## What needs to be done
Could you print the listing below unchanged, starting at its first line and ending at the line that contains "Text: Size of", with both of those lines included?

════

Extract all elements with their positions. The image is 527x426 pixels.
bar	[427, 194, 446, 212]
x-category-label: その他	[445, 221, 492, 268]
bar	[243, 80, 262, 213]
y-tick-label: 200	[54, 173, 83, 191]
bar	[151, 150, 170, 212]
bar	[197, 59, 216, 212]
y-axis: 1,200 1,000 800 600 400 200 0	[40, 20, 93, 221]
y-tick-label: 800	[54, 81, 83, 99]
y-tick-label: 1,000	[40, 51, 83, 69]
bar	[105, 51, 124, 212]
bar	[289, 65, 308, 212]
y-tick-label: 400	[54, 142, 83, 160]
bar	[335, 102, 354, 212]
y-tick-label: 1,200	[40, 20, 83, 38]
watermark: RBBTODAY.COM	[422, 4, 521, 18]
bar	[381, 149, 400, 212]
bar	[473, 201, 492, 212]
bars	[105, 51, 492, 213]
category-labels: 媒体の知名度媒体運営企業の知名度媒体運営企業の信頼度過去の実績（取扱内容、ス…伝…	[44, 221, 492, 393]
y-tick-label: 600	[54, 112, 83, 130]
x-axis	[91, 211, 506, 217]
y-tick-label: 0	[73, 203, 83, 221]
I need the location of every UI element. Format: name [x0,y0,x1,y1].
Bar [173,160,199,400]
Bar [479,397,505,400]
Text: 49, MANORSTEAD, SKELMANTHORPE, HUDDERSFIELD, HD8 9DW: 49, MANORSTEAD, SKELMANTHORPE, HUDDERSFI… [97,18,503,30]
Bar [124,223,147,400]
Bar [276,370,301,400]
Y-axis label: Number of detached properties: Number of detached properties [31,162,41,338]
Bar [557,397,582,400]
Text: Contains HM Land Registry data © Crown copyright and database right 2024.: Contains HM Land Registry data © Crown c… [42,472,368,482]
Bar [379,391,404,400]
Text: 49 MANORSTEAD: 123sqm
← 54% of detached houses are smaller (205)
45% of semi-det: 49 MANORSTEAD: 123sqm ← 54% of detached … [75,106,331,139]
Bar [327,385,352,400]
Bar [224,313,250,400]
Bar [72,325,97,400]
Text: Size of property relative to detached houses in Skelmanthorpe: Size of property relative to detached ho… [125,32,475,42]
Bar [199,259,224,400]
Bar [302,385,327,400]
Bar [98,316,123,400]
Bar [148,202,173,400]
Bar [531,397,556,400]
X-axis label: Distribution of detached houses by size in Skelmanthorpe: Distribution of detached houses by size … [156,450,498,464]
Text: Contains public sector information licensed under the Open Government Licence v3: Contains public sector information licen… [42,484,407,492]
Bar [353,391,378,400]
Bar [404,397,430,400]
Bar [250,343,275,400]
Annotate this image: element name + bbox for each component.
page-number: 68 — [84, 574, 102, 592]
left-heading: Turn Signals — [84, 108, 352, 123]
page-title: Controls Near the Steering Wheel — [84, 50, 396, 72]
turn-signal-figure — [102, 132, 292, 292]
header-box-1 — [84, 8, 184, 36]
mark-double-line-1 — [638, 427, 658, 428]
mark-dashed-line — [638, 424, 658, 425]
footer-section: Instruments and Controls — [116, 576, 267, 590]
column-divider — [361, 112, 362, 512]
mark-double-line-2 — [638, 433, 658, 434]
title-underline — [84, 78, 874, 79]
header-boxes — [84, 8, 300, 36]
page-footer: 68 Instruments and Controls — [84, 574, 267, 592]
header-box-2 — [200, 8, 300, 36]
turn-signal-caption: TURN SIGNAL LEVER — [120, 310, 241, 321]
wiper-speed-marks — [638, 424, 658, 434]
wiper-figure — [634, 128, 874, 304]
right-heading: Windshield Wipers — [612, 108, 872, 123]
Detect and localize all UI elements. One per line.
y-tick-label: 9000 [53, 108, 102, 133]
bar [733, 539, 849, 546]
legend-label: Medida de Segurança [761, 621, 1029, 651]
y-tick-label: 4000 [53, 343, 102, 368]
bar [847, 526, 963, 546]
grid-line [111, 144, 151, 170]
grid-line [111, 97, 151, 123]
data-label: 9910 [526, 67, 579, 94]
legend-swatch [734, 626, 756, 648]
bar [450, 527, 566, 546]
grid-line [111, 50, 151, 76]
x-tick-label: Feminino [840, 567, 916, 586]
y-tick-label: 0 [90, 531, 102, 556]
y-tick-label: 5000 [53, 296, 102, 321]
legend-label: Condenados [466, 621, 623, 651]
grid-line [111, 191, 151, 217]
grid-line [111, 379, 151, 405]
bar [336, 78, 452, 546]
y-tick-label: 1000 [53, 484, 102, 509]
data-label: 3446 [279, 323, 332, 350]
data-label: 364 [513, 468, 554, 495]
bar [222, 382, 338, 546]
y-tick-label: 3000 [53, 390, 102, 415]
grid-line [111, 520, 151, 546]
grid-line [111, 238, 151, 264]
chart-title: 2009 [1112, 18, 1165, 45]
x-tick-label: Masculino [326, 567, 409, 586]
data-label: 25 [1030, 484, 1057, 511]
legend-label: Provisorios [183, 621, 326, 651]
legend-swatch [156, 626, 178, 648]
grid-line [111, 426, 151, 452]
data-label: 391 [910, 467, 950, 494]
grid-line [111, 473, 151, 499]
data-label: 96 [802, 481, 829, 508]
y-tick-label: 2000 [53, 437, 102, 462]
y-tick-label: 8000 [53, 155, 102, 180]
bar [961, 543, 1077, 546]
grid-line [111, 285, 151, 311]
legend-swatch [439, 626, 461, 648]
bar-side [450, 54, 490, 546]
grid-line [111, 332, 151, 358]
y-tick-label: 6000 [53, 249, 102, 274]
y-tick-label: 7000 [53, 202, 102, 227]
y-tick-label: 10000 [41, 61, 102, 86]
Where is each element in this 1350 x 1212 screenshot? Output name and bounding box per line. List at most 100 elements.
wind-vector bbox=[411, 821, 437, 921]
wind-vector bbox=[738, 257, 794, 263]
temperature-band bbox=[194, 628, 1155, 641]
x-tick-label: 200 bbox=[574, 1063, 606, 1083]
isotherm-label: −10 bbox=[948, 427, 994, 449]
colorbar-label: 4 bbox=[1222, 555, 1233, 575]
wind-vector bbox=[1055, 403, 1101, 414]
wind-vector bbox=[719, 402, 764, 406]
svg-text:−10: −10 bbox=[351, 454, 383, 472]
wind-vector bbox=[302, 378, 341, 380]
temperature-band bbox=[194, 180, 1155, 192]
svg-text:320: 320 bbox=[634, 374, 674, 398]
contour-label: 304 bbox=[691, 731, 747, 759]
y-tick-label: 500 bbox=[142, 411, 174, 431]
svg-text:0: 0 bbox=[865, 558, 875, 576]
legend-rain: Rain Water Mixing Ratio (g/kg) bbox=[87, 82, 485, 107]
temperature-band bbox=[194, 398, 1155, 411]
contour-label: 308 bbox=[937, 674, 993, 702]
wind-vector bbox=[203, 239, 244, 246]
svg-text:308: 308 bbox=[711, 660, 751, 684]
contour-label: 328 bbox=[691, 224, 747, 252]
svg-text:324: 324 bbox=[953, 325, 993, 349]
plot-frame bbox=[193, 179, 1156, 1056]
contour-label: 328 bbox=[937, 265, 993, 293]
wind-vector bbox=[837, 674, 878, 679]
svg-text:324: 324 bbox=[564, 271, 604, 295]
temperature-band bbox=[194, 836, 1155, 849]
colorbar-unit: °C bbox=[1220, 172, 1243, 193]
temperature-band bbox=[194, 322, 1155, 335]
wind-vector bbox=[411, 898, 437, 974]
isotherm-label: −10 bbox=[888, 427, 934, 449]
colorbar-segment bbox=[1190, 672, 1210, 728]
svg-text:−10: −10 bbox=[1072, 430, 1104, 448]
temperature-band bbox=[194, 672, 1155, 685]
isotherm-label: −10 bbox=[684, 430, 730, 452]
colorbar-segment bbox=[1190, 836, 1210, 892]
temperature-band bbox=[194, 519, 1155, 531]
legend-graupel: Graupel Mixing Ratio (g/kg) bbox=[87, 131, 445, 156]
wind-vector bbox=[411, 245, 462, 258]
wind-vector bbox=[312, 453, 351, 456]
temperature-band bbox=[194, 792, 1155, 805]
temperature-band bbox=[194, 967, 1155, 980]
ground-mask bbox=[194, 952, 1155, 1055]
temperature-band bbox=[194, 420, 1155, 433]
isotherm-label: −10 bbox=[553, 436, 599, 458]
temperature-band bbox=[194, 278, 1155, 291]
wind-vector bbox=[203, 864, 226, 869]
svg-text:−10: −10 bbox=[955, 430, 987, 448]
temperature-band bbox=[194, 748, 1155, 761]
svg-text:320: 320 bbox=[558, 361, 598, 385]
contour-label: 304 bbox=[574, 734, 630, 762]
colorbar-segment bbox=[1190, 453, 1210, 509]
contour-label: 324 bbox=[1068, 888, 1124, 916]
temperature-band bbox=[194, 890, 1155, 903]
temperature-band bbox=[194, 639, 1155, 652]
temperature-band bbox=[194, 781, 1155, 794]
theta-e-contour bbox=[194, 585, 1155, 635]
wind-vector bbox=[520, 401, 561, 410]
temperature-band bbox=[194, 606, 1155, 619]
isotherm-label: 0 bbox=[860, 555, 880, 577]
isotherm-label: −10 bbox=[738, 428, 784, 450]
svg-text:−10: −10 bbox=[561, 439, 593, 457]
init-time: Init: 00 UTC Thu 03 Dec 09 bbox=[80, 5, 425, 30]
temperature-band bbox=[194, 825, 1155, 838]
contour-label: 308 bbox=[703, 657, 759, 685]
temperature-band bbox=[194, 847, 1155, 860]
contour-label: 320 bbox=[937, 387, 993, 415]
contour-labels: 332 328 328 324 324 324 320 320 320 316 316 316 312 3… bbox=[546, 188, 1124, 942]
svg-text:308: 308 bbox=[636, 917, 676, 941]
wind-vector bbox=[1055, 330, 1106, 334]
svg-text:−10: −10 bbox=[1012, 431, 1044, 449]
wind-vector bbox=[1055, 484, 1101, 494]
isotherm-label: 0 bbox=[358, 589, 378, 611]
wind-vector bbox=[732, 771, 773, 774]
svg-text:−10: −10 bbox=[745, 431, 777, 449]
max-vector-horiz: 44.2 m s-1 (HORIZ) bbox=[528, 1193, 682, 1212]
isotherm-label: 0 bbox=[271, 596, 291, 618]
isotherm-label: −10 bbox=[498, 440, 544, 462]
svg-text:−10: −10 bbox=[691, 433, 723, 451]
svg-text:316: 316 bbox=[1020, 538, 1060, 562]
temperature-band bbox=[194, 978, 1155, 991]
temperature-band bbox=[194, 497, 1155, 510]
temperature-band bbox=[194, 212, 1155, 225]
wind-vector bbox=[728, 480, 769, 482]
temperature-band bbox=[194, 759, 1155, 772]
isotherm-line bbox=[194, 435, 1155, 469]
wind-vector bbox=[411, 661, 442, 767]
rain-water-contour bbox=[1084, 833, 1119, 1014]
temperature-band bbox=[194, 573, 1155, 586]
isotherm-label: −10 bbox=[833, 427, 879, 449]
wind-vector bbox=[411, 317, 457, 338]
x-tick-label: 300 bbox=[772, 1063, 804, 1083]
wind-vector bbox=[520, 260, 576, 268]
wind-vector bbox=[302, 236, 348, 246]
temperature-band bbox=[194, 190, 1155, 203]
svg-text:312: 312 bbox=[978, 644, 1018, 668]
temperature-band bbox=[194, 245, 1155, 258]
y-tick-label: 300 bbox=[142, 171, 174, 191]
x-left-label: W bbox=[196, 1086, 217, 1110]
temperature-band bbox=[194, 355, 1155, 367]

════

## Answer to this exercise
Extract all elements with their positions. The image is 527x426 pixels.
bar	[427, 194, 446, 212]
x-category-label: その他	[445, 221, 492, 268]
bar	[243, 80, 262, 213]
y-tick-label: 200	[54, 173, 83, 191]
bar	[151, 150, 170, 212]
bar	[197, 59, 216, 212]
y-axis: 1,200 1,000 800 600 400 200 0	[40, 20, 93, 221]
y-tick-label: 800	[54, 81, 83, 99]
y-tick-label: 1,000	[40, 51, 83, 69]
bar	[105, 51, 124, 212]
bar	[289, 65, 308, 212]
y-tick-label: 400	[54, 142, 83, 160]
bar	[335, 102, 354, 212]
y-tick-label: 1,200	[40, 20, 83, 38]
watermark: RBBTODAY.COM	[422, 4, 521, 18]
bar	[381, 149, 400, 212]
bar	[473, 201, 492, 212]
bars	[105, 51, 492, 213]
category-labels: 媒体の知名度媒体運営企業の知名度媒体運営企業の信頼度過去の実績（取扱内容、ス…伝…	[44, 221, 492, 393]
y-tick-label: 600	[54, 112, 83, 130]
x-axis	[91, 211, 506, 217]
y-tick-label: 0	[73, 203, 83, 221]
I need the location of every UI element. Format: name [x0,y0,x1,y1].
Bar [173,160,199,400]
Bar [479,397,505,400]
Text: 49, MANORSTEAD, SKELMANTHORPE, HUDDERSFIELD, HD8 9DW: 49, MANORSTEAD, SKELMANTHORPE, HUDDERSFI… [97,18,503,30]
Bar [124,223,147,400]
Bar [276,370,301,400]
Y-axis label: Number of detached properties: Number of detached properties [31,162,41,338]
Bar [557,397,582,400]
Text: Contains HM Land Registry data © Crown copyright and database right 2024.: Contains HM Land Registry data © Crown c… [42,472,368,482]
Bar [379,391,404,400]
Text: 49 MANORSTEAD: 123sqm
← 54% of detached houses are smaller (205)
45% of semi-det: 49 MANORSTEAD: 123sqm ← 54% of detached … [75,106,331,139]
Bar [327,385,352,400]
Bar [224,313,250,400]
Bar [72,325,97,400]
Text: Size of property relative to detached houses in Skelmanthorpe: Size of property relative to detached ho… [125,32,475,42]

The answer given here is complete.